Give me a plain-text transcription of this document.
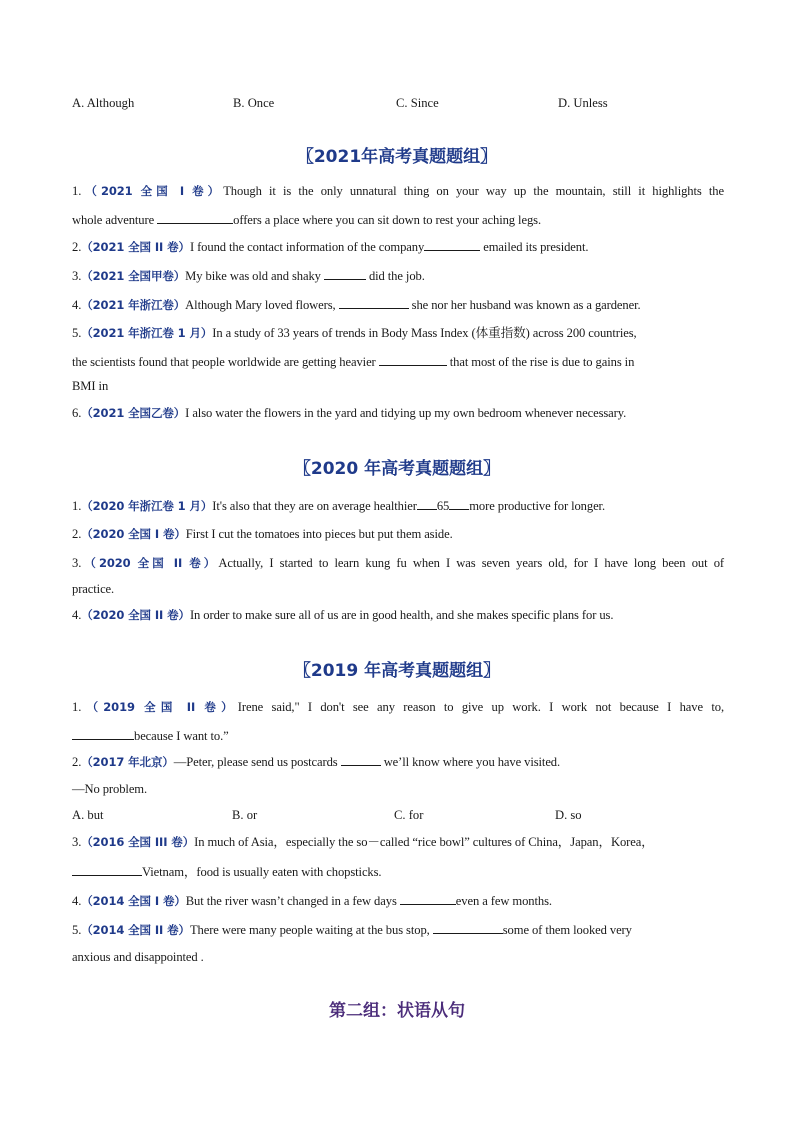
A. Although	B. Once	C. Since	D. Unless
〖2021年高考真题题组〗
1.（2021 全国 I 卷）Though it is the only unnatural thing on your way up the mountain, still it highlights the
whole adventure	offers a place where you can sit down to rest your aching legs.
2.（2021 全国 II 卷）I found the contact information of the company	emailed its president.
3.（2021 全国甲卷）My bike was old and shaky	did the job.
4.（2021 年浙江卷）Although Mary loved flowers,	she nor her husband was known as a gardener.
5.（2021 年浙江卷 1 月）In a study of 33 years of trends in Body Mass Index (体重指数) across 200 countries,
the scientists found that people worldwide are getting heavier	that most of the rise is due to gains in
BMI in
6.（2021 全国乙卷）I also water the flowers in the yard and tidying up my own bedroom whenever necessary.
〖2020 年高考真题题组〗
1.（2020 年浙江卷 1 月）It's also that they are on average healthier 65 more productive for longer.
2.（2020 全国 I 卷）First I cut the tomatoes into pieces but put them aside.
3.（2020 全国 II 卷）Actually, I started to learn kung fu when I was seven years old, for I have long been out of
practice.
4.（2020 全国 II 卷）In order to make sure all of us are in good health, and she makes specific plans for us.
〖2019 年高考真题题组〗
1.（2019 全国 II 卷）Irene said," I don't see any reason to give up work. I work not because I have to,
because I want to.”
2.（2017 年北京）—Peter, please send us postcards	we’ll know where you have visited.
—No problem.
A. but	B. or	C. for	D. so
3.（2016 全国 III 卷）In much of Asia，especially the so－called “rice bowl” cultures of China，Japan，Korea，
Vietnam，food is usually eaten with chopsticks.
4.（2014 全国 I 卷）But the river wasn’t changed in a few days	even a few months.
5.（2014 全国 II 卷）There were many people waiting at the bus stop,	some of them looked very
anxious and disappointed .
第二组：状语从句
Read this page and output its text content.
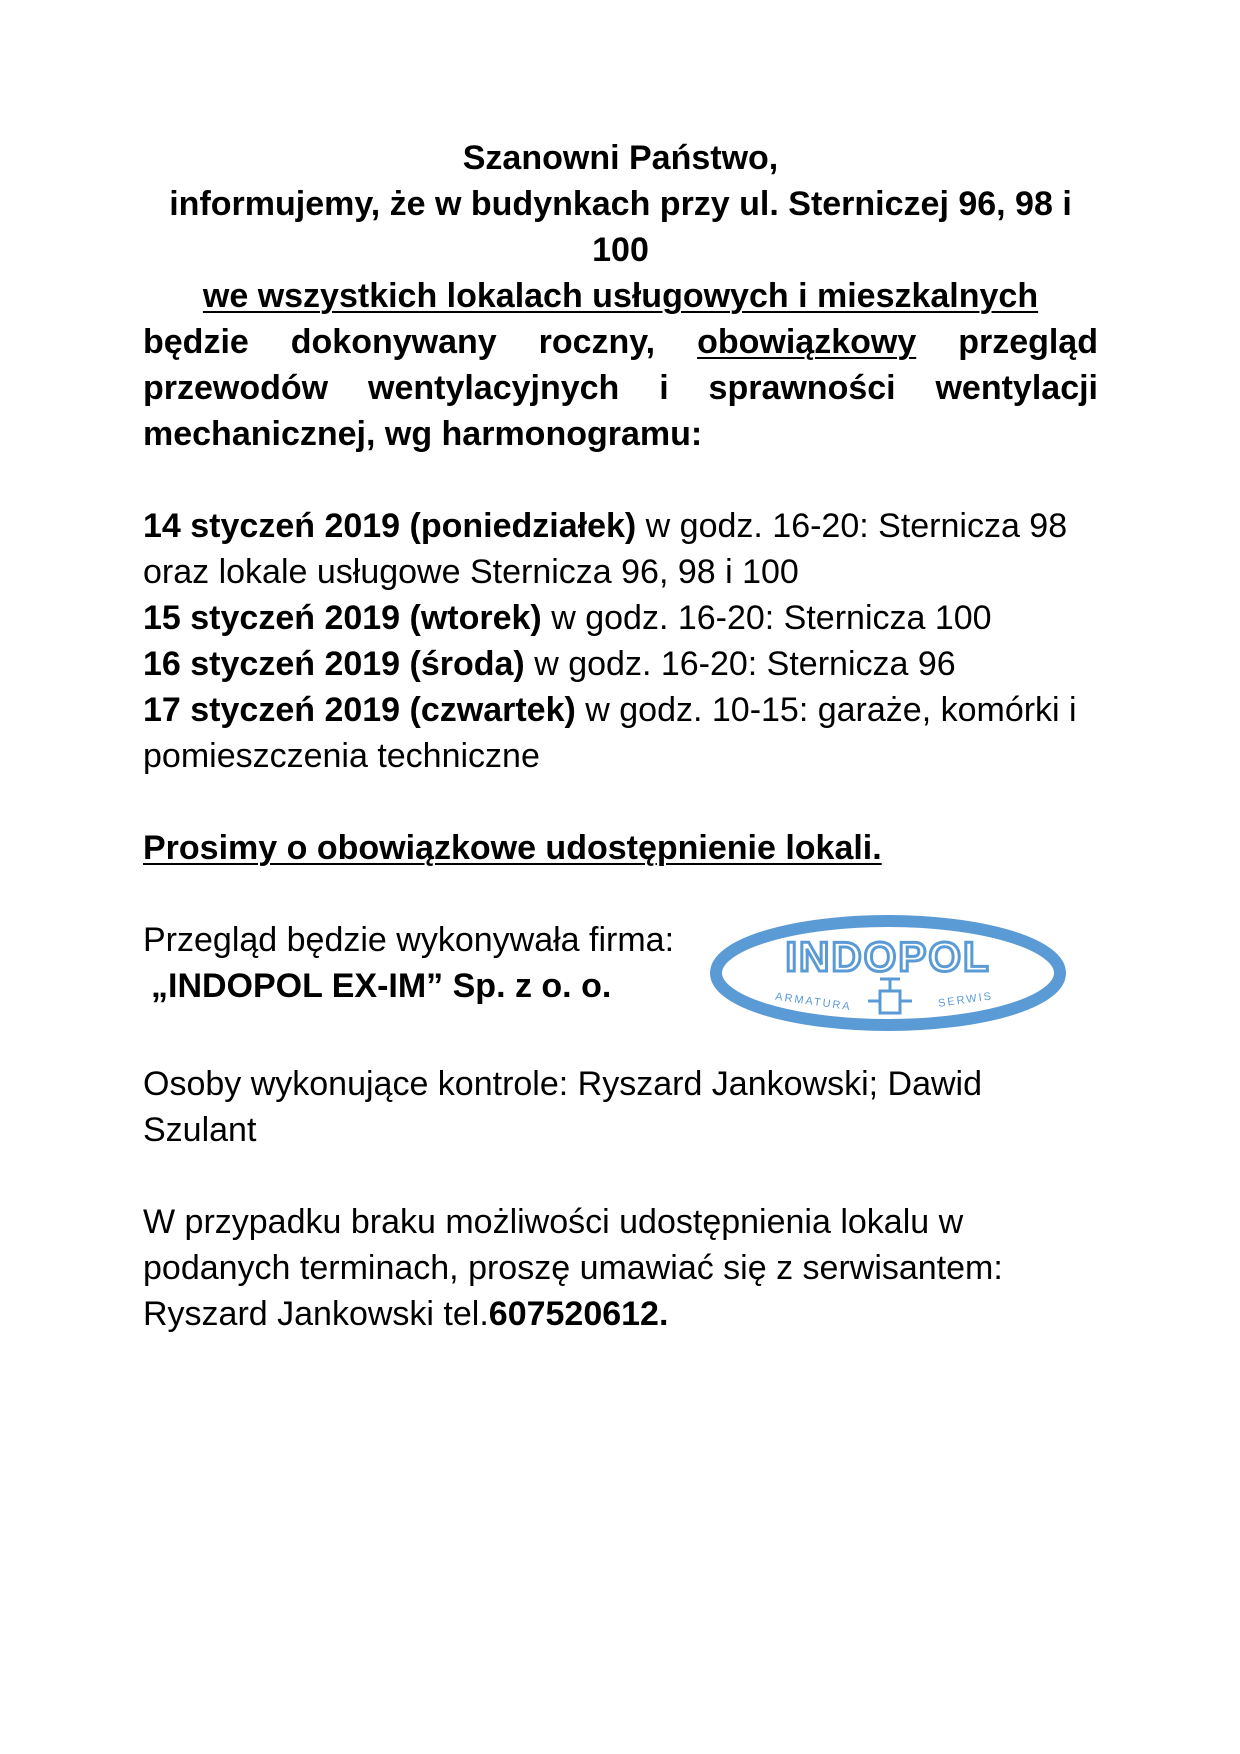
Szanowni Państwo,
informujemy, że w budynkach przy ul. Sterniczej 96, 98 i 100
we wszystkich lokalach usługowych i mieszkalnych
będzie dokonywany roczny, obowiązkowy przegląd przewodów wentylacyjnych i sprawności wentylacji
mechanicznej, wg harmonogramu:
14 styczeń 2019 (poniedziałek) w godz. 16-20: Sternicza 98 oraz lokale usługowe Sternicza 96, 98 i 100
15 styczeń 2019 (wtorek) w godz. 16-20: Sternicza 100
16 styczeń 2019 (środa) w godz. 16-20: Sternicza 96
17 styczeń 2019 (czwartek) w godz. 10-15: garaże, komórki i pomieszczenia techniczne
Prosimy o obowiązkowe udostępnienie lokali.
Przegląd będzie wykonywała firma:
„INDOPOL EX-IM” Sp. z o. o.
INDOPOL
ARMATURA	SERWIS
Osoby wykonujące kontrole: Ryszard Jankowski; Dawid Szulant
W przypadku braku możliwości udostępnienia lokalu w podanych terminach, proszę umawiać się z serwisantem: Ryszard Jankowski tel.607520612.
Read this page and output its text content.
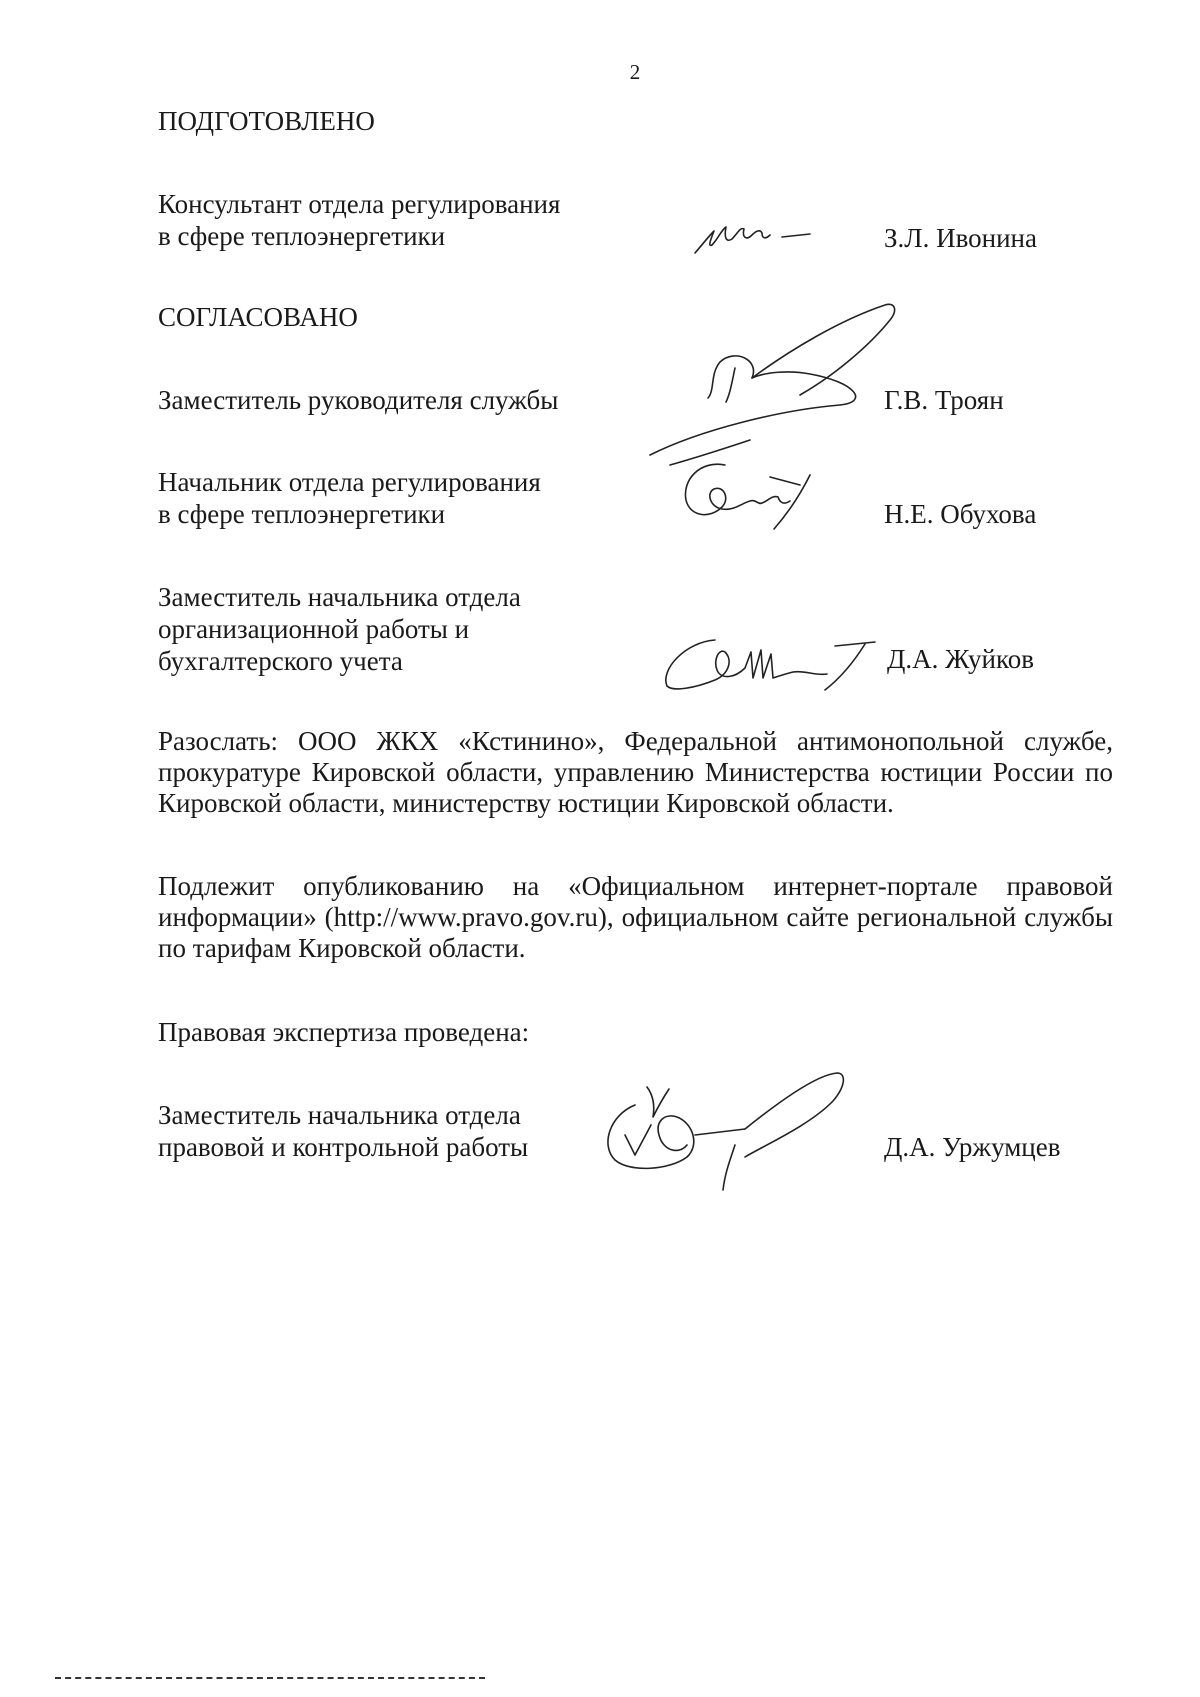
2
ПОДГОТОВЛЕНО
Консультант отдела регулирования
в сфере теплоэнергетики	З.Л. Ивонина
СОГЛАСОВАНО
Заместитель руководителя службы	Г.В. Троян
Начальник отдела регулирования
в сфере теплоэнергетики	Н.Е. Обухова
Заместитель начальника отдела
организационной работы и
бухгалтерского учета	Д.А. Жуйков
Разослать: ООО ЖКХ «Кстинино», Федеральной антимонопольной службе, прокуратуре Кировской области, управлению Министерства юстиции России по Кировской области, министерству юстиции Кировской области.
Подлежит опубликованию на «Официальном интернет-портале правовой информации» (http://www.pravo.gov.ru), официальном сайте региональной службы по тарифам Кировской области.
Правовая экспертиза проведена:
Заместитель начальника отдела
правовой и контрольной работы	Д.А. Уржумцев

++++

__Stated problem__
A number is the only answer here: how many lines of the material above contain "your"?

__Answer to this task__
2